◆ Goal: Return every record below verbatim, line for line, and leave out the pictures.
---*---
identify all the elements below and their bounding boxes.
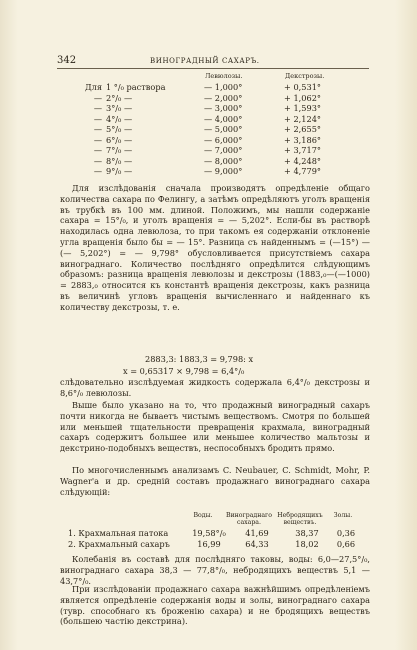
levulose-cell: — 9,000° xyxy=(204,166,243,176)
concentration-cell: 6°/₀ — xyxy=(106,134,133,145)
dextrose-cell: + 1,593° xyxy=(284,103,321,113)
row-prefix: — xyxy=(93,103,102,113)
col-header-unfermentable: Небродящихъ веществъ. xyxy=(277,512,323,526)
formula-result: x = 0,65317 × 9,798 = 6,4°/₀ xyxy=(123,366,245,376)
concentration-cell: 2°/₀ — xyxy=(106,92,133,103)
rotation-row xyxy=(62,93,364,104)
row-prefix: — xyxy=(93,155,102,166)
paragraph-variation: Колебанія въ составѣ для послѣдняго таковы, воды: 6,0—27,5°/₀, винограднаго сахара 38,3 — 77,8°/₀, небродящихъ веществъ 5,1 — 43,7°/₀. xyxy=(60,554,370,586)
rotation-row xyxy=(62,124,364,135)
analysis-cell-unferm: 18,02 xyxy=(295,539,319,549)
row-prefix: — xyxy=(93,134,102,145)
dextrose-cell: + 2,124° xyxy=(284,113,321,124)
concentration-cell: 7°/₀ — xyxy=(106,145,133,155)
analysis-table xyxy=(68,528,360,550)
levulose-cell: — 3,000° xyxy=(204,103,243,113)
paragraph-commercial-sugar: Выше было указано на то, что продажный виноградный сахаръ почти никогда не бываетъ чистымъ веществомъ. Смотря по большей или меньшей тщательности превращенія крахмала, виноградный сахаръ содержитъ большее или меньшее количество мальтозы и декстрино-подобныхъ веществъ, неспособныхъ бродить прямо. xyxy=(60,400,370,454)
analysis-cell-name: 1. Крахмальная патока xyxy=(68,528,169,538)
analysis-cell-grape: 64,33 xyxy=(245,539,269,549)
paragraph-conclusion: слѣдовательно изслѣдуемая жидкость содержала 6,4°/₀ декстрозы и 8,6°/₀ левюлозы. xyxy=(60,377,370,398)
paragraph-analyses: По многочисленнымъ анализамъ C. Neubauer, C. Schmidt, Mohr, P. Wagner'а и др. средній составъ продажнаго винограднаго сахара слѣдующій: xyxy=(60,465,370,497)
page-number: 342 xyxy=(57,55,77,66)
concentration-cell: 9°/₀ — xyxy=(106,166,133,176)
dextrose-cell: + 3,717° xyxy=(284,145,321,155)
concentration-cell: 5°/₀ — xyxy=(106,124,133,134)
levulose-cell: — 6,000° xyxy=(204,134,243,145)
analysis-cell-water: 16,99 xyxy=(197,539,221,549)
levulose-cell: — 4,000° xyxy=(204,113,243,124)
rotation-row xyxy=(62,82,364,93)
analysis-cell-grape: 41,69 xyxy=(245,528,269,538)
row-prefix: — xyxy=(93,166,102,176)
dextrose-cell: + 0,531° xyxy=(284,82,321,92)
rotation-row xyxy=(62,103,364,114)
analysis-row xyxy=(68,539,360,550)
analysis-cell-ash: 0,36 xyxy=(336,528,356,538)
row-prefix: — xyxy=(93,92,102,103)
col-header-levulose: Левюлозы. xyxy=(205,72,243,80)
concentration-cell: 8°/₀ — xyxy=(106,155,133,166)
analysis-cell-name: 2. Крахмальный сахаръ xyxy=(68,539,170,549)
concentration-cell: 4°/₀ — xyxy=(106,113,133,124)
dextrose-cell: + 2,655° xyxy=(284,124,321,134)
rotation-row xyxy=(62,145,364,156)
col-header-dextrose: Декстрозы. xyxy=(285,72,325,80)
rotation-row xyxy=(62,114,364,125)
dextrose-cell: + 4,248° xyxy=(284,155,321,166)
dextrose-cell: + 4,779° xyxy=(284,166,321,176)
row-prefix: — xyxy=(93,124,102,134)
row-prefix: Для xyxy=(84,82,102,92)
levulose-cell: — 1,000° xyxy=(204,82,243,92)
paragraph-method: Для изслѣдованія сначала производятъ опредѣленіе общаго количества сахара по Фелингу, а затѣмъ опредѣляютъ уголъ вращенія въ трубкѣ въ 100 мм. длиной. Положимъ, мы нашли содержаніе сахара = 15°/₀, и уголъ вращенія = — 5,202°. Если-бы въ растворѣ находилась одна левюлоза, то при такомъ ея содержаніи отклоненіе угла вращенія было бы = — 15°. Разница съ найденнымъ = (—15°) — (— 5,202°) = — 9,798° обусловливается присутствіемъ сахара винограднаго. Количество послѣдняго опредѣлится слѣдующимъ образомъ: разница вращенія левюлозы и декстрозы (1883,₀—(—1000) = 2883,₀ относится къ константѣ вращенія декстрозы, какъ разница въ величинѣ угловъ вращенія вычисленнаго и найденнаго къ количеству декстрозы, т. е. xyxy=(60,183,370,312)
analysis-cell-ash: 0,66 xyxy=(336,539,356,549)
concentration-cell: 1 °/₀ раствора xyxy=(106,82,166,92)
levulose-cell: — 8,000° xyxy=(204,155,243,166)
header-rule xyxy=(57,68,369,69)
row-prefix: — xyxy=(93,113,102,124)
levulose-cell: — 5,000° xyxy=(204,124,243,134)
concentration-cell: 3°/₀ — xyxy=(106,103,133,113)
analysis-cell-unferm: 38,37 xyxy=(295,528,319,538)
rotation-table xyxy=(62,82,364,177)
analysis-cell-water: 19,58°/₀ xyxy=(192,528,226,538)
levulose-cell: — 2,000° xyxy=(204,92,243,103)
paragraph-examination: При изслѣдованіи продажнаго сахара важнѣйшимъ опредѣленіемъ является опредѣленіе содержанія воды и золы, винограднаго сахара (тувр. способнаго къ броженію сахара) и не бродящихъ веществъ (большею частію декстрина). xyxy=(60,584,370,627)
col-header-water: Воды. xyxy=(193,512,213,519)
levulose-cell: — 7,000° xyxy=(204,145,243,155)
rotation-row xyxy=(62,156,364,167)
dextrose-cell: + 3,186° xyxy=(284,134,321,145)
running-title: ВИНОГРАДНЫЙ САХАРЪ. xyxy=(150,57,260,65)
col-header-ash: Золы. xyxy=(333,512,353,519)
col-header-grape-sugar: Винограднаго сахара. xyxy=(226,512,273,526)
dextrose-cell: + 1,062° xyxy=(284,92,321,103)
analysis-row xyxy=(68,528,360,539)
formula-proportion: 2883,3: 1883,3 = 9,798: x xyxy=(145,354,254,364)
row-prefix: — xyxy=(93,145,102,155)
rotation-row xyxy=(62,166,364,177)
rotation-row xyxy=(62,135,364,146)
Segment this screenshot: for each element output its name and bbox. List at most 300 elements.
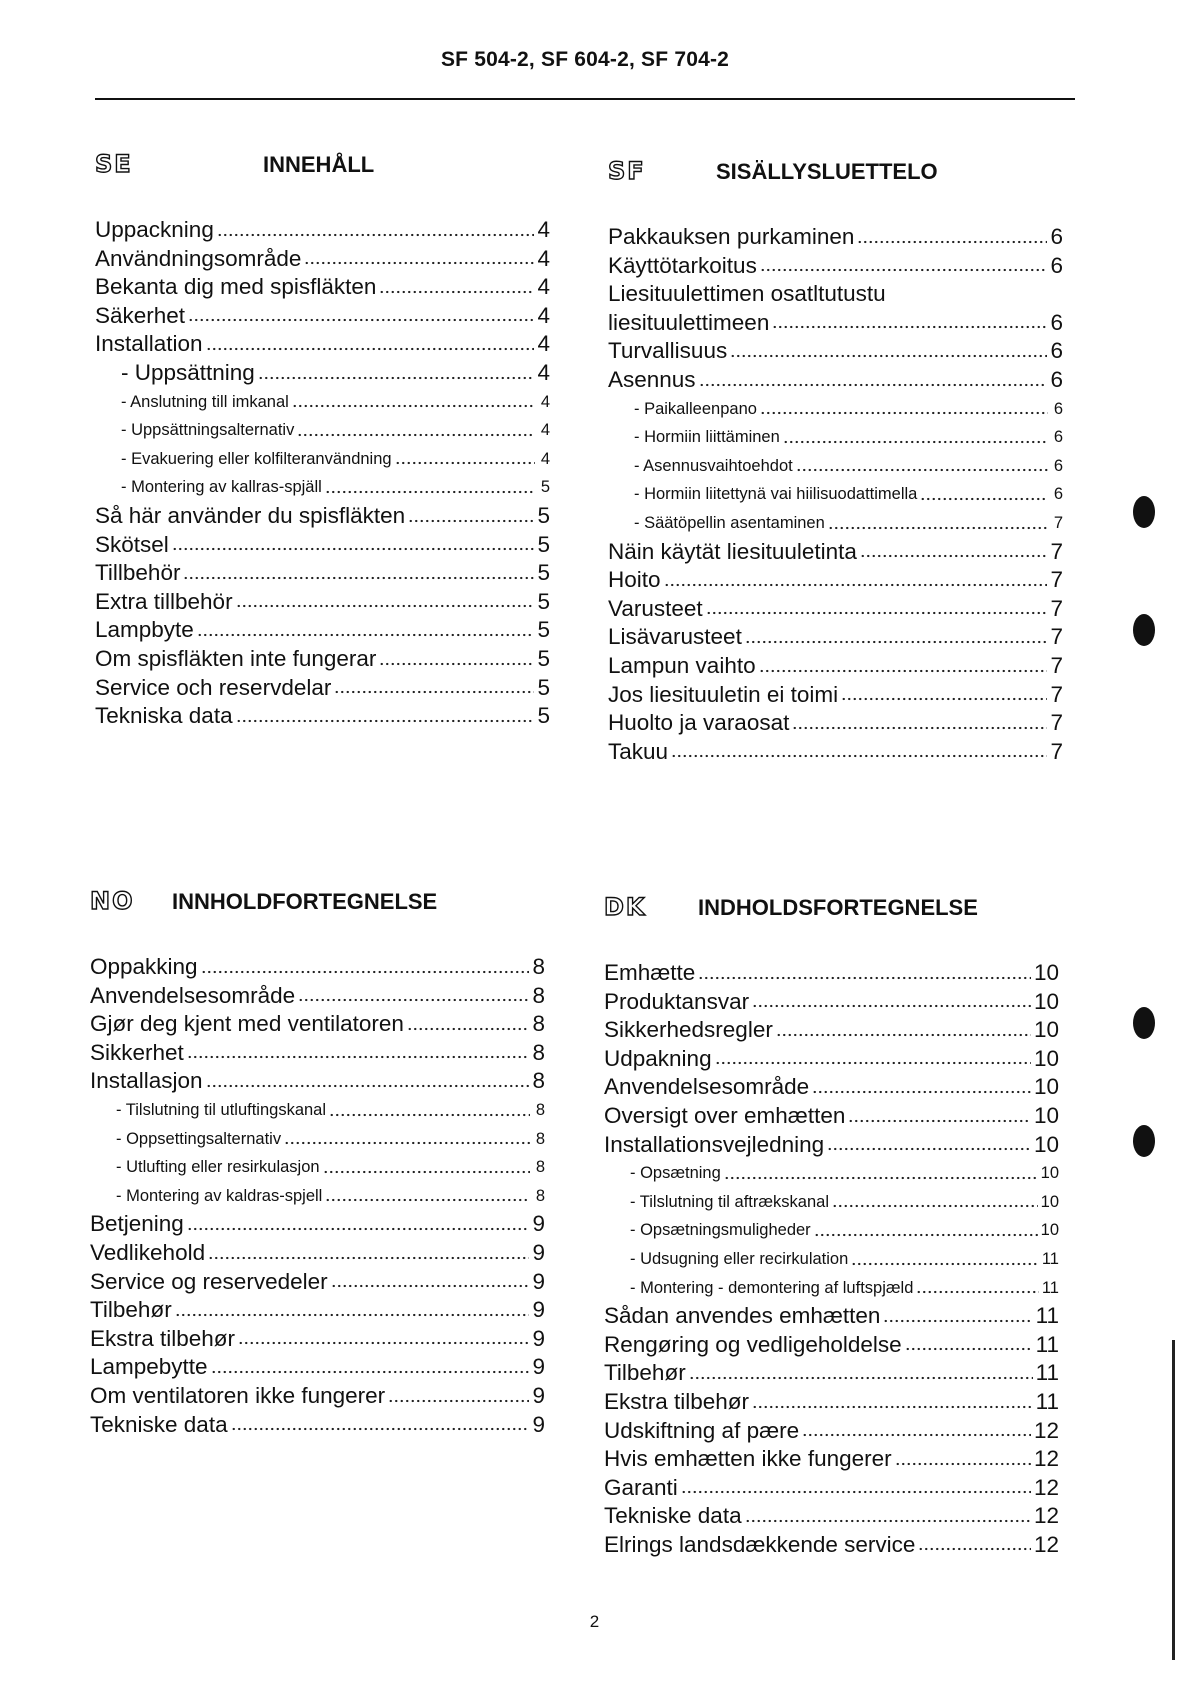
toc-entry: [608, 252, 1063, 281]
---*---
◆ Full response:
identify all the elements below and their bounding boxes.
levulose-cell: — 9,000° xyxy=(204,166,243,176)
concentration-cell: 6°/₀ — xyxy=(106,134,133,145)
dextrose-cell: + 1,593° xyxy=(284,103,321,113)
row-prefix: — xyxy=(93,103,102,113)
col-header-unfermentable: Небродящихъ веществъ. xyxy=(277,512,323,526)
formula-result: x = 0,65317 × 9,798 = 6,4°/₀ xyxy=(123,366,245,376)
concentration-cell: 2°/₀ — xyxy=(106,92,133,103)
rotation-row xyxy=(62,93,364,104)
row-prefix: — xyxy=(93,155,102,166)
paragraph-variation: Колебанія въ составѣ для послѣдняго таковы, воды: 6,0—27,5°/₀, винограднаго сахара 38,3 — 77,8°/₀, небродящихъ веществъ 5,1 — 43,7°/₀. xyxy=(60,554,370,586)
rotation-row xyxy=(62,124,364,135)
analysis-cell-unferm: 18,02 xyxy=(295,539,319,549)
row-prefix: — xyxy=(93,134,102,145)
dextrose-cell: + 2,124° xyxy=(284,113,321,124)
concentration-cell: 7°/₀ — xyxy=(106,145,133,155)
analysis-table xyxy=(68,528,360,550)
levulose-cell: — 3,000° xyxy=(204,103,243,113)
paragraph-commercial-sugar: Выше было указано на то, что продажный виноградный сахаръ почти никогда не бываетъ чистымъ веществомъ. Смотря по большей или меньшей тщательности превращенія крахмала, виноградный сахаръ содержитъ большее или меньшее количество мальтозы и декстрино-подобныхъ веществъ, неспособныхъ бродить прямо. xyxy=(60,400,370,454)
analysis-cell-name: 1. Крахмальная патока xyxy=(68,528,169,538)
analysis-cell-grape: 64,33 xyxy=(245,539,269,549)
paragraph-conclusion: слѣдовательно изслѣдуемая жидкость содержала 6,4°/₀ декстрозы и 8,6°/₀ левюлозы. xyxy=(60,377,370,398)
paragraph-analyses: По многочисленнымъ анализамъ C. Neubauer, C. Schmidt, Mohr, P. Wagner'а и др. средній составъ продажнаго винограднаго сахара слѣдующій: xyxy=(60,465,370,497)
page-number: 342 xyxy=(57,55,77,66)
concentration-cell: 9°/₀ — xyxy=(106,166,133,176)
dextrose-cell: + 3,717° xyxy=(284,145,321,155)
concentration-cell: 5°/₀ — xyxy=(106,124,133,134)
levulose-cell: — 6,000° xyxy=(204,134,243,145)
analysis-cell-water: 16,99 xyxy=(197,539,221,549)
levulose-cell: — 4,000° xyxy=(204,113,243,124)
rotation-row xyxy=(62,82,364,93)
analysis-cell-grape: 41,69 xyxy=(245,528,269,538)
row-prefix: — xyxy=(93,166,102,176)
dextrose-cell: + 0,531° xyxy=(284,82,321,92)
rotation-row xyxy=(62,103,364,114)
analysis-row xyxy=(68,539,360,550)
analysis-cell-ash: 0,36 xyxy=(336,528,356,538)
row-prefix: — xyxy=(93,92,102,103)
col-header-levulose: Левюлозы. xyxy=(205,72,243,80)
concentration-cell: 8°/₀ — xyxy=(106,155,133,166)
analysis-cell-name: 2. Крахмальный сахаръ xyxy=(68,539,170,549)
concentration-cell: 4°/₀ — xyxy=(106,113,133,124)
dextrose-cell: + 2,655° xyxy=(284,124,321,134)
rotation-row xyxy=(62,145,364,156)
col-header-dextrose: Декстрозы. xyxy=(285,72,325,80)
rotation-row xyxy=(62,114,364,125)
dextrose-cell: + 4,248° xyxy=(284,155,321,166)
dextrose-cell: + 4,779° xyxy=(284,166,321,176)
row-prefix: — xyxy=(93,124,102,134)
row-prefix: Для xyxy=(84,82,102,92)
levulose-cell: — 1,000° xyxy=(204,82,243,92)
paragraph-method: Для изслѣдованія сначала производятъ опредѣленіе общаго количества сахара по Фелингу, а затѣмъ опредѣляютъ уголъ вращенія въ трубкѣ въ 100 мм. длиной. Положимъ, мы нашли содержаніе сахара = 15°/₀, и уголъ вращенія = — 5,202°. Если-бы въ растворѣ находилась одна левюлоза, то при такомъ ея содержаніи отклоненіе угла вращенія было бы = — 15°. Разница съ найденнымъ = (—15°) — (— 5,202°) = — 9,798° обусловливается присутствіемъ сахара винограднаго. Количество послѣдняго опредѣлится слѣдующимъ образомъ: разница вращенія левюлозы и декстрозы (1883,₀—(—1000) = 2883,₀ относится къ константѣ вращенія декстрозы, какъ разница въ величинѣ угловъ вращенія вычисленнаго и найденнаго къ количеству декстрозы, т. е. xyxy=(60,183,370,312)
analysis-cell-ash: 0,66 xyxy=(336,539,356,549)
concentration-cell: 1 °/₀ раствора xyxy=(106,82,166,92)
levulose-cell: — 8,000° xyxy=(204,155,243,166)
header-rule xyxy=(57,68,369,69)
row-prefix: — xyxy=(93,113,102,124)
levulose-cell: — 5,000° xyxy=(204,124,243,134)
concentration-cell: 3°/₀ — xyxy=(106,103,133,113)
analysis-cell-unferm: 38,37 xyxy=(295,528,319,538)
rotation-table xyxy=(62,82,364,177)
analysis-cell-water: 19,58°/₀ xyxy=(192,528,226,538)
levulose-cell: — 2,000° xyxy=(204,92,243,103)
paragraph-examination: При изслѣдованіи продажнаго сахара важнѣйшимъ опредѣленіемъ является опредѣленіе содержанія воды и золы, винограднаго сахара (тувр. способнаго къ броженію сахара) и не бродящихъ веществъ (большею частію декстрина). xyxy=(60,584,370,627)
col-header-water: Воды. xyxy=(193,512,213,519)
levulose-cell: — 7,000° xyxy=(204,145,243,155)
rotation-row xyxy=(62,156,364,167)
dextrose-cell: + 3,186° xyxy=(284,134,321,145)
running-title: ВИНОГРАДНЫЙ САХАРЪ. xyxy=(150,57,260,65)
col-header-ash: Золы. xyxy=(333,512,353,519)
col-header-grape-sugar: Винограднаго сахара. xyxy=(226,512,273,526)
dextrose-cell: + 1,062° xyxy=(284,92,321,103)
analysis-row xyxy=(68,528,360,539)
formula-proportion: 2883,3: 1883,3 = 9,798: x xyxy=(145,354,254,364)
row-prefix: — xyxy=(93,145,102,155)
rotation-row xyxy=(62,166,364,177)
rotation-row xyxy=(62,135,364,146)
Segment this screenshot: for each element output its name and bbox. List at most 300 elements.
toc-entry: [608, 252, 1063, 281]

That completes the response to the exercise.